Entries with figure data:
•••••

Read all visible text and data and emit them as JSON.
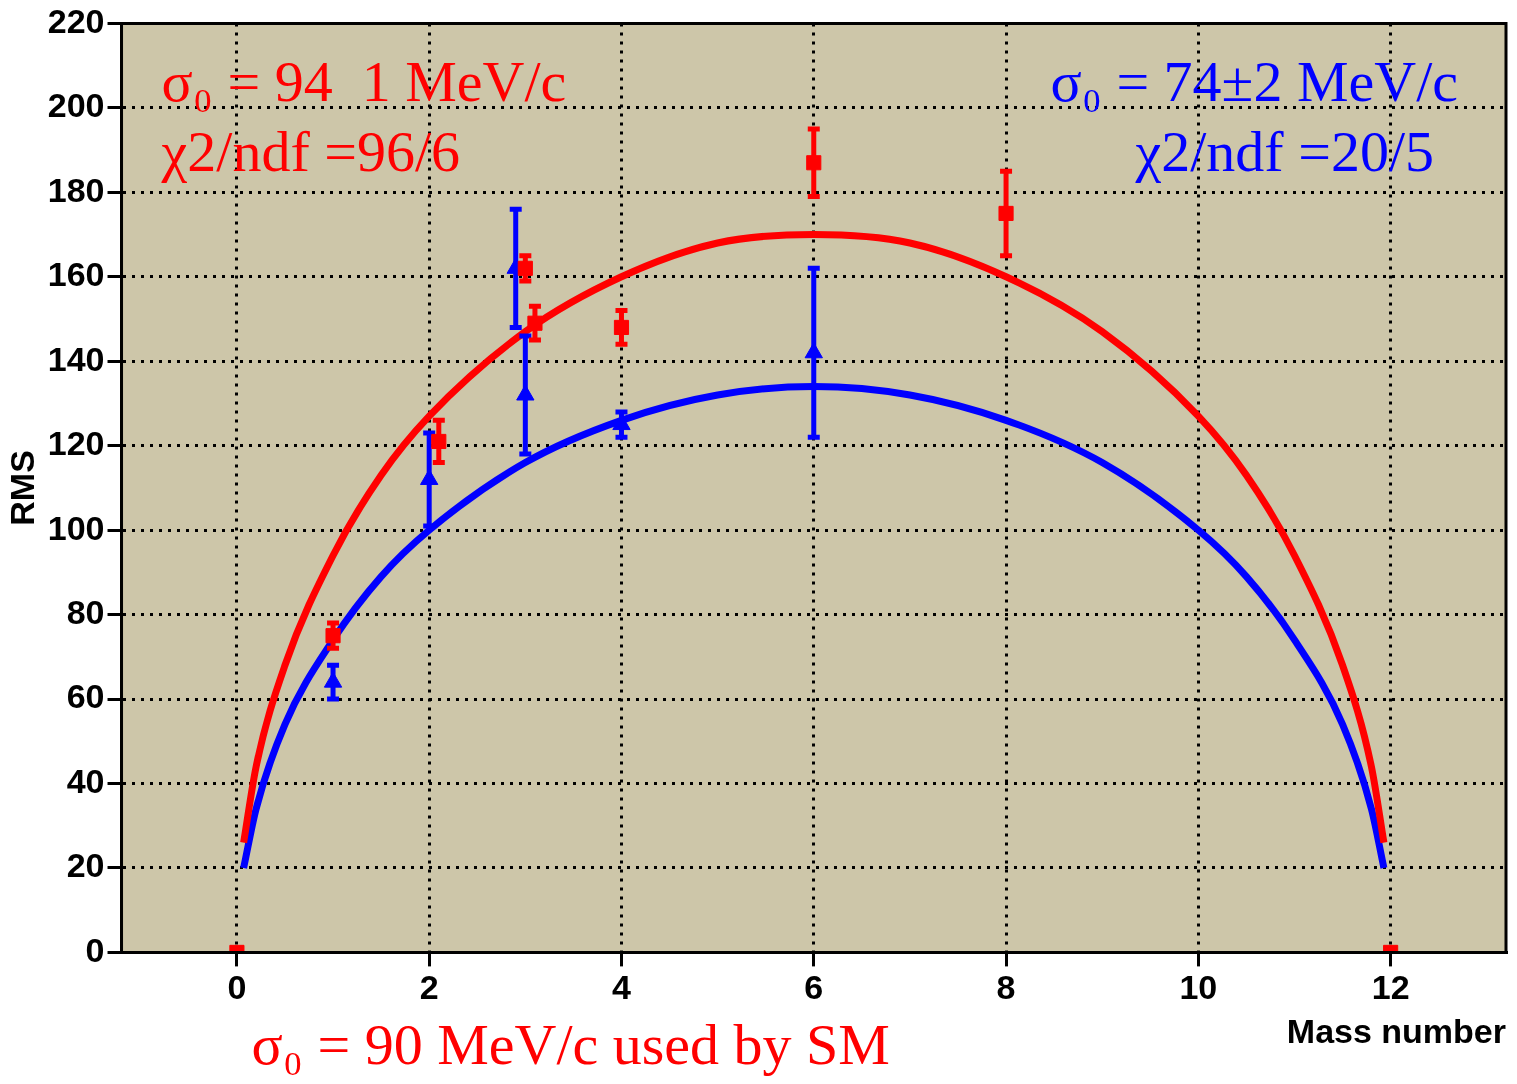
{
  "chart_data": {
    "type": "scatter",
    "xlabel": "Mass number",
    "ylabel": "RMS",
    "xlim": [
      -1.2,
      13.2
    ],
    "xticks": [
      0,
      2,
      4,
      6,
      8,
      10,
      12
    ],
    "ylim": [
      0,
      220
    ],
    "yticks": [
      0,
      20,
      40,
      60,
      80,
      100,
      120,
      140,
      160,
      180,
      200,
      220
    ],
    "grid": true,
    "legend": false,
    "series": [
      {
        "marker": "square",
        "color": "#ff0000",
        "x": [
          0,
          1,
          2.1,
          3,
          3.1,
          4,
          6,
          8,
          12
        ],
        "values": [
          0,
          75,
          121,
          162,
          149,
          148,
          187,
          175,
          0
        ],
        "errors": [
          null,
          3,
          5,
          3,
          4,
          4,
          8,
          10,
          null
        ]
      },
      {
        "marker": "triangle",
        "color": "#0000ff",
        "x": [
          1,
          2,
          2.9,
          3,
          4,
          6
        ],
        "values": [
          64,
          112,
          162,
          132,
          125,
          142
        ],
        "errors": [
          4,
          11,
          14,
          14,
          3,
          20
        ]
      },
      {
        "type": "line",
        "marker": "none",
        "color": "#ff0000",
        "x": [
          0.07,
          0.2,
          0.5,
          1,
          1.5,
          2,
          3,
          4,
          5,
          6,
          7,
          8,
          9,
          10,
          10.5,
          11,
          11.5,
          11.8,
          11.93
        ],
        "values": [
          26,
          44,
          68,
          94,
          113,
          127,
          147,
          160,
          168,
          170,
          168,
          160,
          147,
          127,
          113,
          94,
          68,
          44,
          26
        ]
      },
      {
        "type": "line",
        "marker": "none",
        "color": "#0000ff",
        "x": [
          0.07,
          0.2,
          0.5,
          1,
          1.5,
          2,
          3,
          4,
          5,
          6,
          7,
          8,
          9,
          10,
          10.5,
          11,
          11.5,
          11.8,
          11.93
        ],
        "values": [
          20,
          34,
          54,
          74,
          89,
          100,
          116,
          126,
          132,
          134,
          132,
          126,
          116,
          100,
          89,
          74,
          54,
          34,
          20
        ]
      }
    ],
    "annotations": [
      "σ₀ = 94  1 MeV/c",
      "χ2/ndf =96/6",
      "σ₀ = 74±2 MeV/c",
      "χ2/ndf =20/5",
      "σ₀ = 90 MeV/c used by SM"
    ]
  }
}
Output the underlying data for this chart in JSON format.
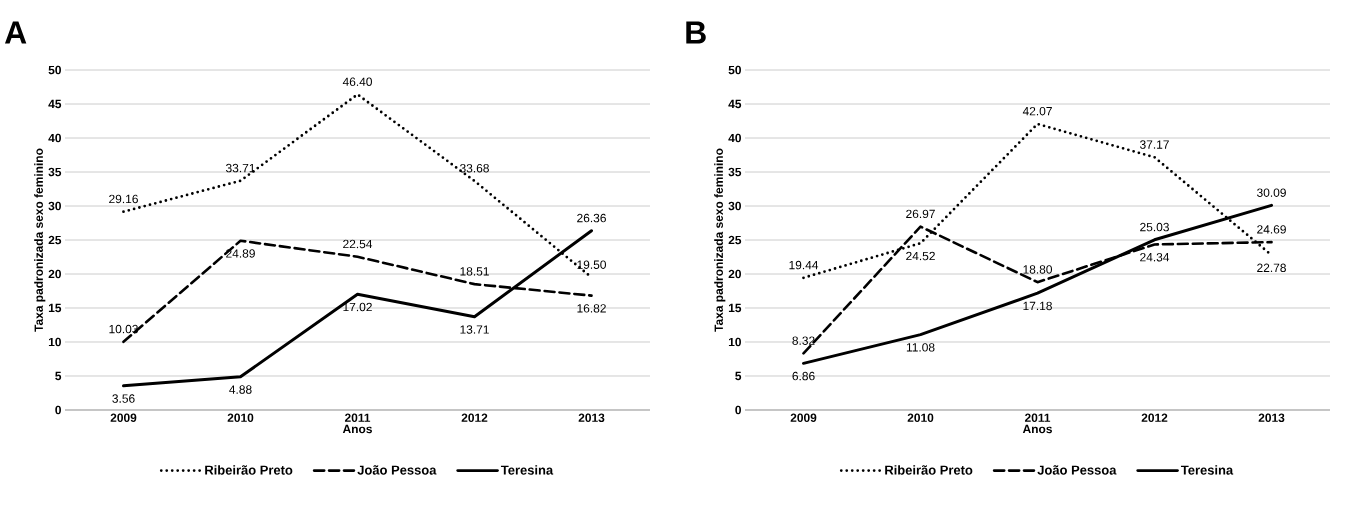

•••••

- [Written instruction]
From the records above, how many lines include the word "JSON"? Only the number is wanted.

- [Problem solution]
2